Records excerpted from a collection:
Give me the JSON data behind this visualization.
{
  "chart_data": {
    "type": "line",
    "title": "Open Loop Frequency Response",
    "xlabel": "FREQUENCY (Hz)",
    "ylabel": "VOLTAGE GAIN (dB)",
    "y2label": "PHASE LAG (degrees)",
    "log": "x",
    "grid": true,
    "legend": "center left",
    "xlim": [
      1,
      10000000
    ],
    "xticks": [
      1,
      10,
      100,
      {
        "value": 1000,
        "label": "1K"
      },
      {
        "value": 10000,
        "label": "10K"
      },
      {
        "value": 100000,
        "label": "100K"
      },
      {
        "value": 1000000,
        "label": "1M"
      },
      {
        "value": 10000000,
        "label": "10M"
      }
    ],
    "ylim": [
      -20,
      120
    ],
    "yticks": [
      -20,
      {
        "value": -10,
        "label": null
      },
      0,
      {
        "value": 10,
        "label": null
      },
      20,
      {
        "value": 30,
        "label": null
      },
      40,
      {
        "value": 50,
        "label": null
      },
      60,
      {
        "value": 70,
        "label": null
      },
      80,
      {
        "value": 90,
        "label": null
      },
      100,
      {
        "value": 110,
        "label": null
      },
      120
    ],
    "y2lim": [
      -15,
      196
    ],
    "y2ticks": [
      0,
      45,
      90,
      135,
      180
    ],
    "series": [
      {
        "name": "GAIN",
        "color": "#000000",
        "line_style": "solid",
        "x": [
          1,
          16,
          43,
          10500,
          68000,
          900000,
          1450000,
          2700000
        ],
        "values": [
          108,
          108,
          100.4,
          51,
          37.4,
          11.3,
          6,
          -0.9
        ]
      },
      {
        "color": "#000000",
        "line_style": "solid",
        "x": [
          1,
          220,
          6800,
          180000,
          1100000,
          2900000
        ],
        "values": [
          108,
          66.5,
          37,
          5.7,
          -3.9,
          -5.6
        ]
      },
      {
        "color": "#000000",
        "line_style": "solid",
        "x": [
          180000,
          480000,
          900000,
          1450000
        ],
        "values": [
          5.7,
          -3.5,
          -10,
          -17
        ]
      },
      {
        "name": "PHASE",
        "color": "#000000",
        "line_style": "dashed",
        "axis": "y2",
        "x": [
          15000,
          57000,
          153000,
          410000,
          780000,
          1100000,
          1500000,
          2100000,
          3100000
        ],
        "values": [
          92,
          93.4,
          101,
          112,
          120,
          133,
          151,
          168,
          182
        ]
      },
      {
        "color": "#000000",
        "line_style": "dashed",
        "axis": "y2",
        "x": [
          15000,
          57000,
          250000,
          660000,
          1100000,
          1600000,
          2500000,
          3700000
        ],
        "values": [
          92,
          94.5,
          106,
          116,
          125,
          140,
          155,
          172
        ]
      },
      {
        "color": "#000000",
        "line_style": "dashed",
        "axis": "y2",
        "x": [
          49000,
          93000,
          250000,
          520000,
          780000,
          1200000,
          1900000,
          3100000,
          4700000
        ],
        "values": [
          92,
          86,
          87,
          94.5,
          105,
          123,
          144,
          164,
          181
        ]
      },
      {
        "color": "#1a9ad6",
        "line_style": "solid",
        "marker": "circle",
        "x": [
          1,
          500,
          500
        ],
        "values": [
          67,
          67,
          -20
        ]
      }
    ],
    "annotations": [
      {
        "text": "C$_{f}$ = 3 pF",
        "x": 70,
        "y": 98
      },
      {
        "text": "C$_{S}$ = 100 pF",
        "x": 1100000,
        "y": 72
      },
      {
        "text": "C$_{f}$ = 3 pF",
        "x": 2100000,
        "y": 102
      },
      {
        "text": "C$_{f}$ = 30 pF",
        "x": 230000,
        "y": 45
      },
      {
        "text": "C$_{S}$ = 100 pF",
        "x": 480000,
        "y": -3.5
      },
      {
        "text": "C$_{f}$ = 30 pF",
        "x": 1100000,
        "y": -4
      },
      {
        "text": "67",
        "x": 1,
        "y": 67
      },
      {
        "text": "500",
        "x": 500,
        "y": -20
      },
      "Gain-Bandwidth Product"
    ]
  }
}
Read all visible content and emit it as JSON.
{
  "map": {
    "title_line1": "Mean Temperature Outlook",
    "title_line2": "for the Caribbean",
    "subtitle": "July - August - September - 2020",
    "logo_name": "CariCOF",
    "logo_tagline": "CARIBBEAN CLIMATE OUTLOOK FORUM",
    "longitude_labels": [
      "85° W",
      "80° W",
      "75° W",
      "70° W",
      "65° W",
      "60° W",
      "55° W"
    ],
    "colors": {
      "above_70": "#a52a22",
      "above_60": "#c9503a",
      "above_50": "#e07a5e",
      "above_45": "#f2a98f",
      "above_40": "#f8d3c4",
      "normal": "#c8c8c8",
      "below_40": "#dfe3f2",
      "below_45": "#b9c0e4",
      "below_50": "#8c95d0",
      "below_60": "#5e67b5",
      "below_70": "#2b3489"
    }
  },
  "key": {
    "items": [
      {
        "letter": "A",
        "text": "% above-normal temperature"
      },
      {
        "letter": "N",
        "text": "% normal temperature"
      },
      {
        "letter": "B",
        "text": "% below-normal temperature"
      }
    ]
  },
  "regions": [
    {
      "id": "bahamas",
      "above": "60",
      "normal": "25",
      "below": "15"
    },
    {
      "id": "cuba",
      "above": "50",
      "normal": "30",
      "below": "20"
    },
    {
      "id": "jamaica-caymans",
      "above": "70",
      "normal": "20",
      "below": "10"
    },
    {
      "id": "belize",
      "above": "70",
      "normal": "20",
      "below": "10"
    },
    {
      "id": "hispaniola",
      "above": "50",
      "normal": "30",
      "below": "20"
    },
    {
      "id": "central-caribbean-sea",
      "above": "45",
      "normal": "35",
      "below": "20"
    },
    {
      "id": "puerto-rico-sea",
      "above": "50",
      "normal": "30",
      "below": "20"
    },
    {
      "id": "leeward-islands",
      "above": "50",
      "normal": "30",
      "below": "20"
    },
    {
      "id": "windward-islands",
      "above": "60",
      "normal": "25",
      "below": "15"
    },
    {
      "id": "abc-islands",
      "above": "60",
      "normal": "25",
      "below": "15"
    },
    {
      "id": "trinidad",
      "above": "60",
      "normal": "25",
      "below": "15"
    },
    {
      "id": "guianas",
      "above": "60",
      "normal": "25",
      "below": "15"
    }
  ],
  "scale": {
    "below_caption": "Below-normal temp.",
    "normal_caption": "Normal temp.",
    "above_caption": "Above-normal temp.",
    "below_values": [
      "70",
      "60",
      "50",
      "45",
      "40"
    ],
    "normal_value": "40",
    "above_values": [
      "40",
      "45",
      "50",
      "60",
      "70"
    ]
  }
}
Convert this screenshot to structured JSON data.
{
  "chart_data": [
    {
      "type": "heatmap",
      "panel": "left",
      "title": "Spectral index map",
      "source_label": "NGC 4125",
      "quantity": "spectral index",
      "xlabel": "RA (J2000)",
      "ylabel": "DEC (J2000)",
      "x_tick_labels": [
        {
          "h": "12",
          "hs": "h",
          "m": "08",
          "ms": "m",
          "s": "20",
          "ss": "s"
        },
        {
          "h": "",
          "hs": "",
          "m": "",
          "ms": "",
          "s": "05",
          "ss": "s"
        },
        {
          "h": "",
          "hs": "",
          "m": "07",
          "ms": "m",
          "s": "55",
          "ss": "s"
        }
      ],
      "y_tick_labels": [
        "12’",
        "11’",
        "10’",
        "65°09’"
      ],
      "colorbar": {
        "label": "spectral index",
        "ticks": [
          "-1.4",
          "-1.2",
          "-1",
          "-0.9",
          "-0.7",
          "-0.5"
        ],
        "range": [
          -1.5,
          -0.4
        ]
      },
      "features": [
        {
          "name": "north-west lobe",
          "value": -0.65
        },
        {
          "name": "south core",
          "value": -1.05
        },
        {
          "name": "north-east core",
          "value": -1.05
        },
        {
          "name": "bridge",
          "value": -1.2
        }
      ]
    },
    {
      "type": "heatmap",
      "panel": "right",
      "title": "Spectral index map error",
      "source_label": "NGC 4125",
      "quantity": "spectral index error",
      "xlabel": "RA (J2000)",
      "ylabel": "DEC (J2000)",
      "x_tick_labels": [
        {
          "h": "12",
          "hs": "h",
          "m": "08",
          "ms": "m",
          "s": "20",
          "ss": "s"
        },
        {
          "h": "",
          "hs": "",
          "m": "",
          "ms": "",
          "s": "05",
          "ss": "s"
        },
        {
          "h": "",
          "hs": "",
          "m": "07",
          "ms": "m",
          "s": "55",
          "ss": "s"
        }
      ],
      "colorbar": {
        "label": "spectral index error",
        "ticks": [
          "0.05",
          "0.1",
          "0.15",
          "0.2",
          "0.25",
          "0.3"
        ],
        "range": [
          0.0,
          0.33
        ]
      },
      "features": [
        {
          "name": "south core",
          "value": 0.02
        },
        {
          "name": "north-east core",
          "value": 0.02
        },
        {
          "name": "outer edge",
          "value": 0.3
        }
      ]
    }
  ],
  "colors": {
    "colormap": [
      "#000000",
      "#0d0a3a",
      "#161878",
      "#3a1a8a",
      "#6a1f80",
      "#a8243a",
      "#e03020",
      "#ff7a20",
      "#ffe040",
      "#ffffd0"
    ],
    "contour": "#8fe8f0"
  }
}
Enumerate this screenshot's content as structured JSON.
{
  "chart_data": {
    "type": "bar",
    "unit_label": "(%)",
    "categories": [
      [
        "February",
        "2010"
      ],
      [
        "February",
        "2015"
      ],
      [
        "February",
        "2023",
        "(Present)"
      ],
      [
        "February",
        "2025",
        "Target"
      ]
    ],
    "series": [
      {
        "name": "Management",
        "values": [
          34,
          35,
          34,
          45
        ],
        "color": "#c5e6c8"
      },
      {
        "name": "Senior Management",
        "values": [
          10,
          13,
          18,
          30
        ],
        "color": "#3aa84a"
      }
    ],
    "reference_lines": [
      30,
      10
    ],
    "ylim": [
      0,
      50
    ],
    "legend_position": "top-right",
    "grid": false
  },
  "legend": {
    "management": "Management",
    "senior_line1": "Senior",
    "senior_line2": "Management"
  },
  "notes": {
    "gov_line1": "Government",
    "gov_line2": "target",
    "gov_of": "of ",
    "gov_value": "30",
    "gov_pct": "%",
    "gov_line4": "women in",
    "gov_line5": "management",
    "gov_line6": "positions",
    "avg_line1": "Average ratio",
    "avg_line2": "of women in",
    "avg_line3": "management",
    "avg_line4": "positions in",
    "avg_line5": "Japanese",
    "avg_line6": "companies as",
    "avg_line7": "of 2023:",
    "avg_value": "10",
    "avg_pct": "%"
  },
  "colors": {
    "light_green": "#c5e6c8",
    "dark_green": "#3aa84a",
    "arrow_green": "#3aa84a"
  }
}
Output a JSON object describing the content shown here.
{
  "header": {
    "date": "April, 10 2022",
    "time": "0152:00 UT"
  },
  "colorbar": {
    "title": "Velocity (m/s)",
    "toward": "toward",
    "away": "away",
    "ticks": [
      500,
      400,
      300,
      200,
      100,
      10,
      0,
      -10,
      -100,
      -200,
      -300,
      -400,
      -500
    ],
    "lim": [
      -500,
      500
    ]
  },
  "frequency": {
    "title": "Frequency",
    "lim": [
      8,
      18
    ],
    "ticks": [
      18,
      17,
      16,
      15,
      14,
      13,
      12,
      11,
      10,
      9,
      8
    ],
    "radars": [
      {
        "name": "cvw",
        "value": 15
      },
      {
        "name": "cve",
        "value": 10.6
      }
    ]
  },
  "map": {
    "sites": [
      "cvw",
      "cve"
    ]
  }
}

- Task:
Look through the entries and find each line that has the string "structured". Copy those lines.

- Output of the task:
Convert this screenshot to structured JSON data.
Enumerate this screenshot's content as structured JSON.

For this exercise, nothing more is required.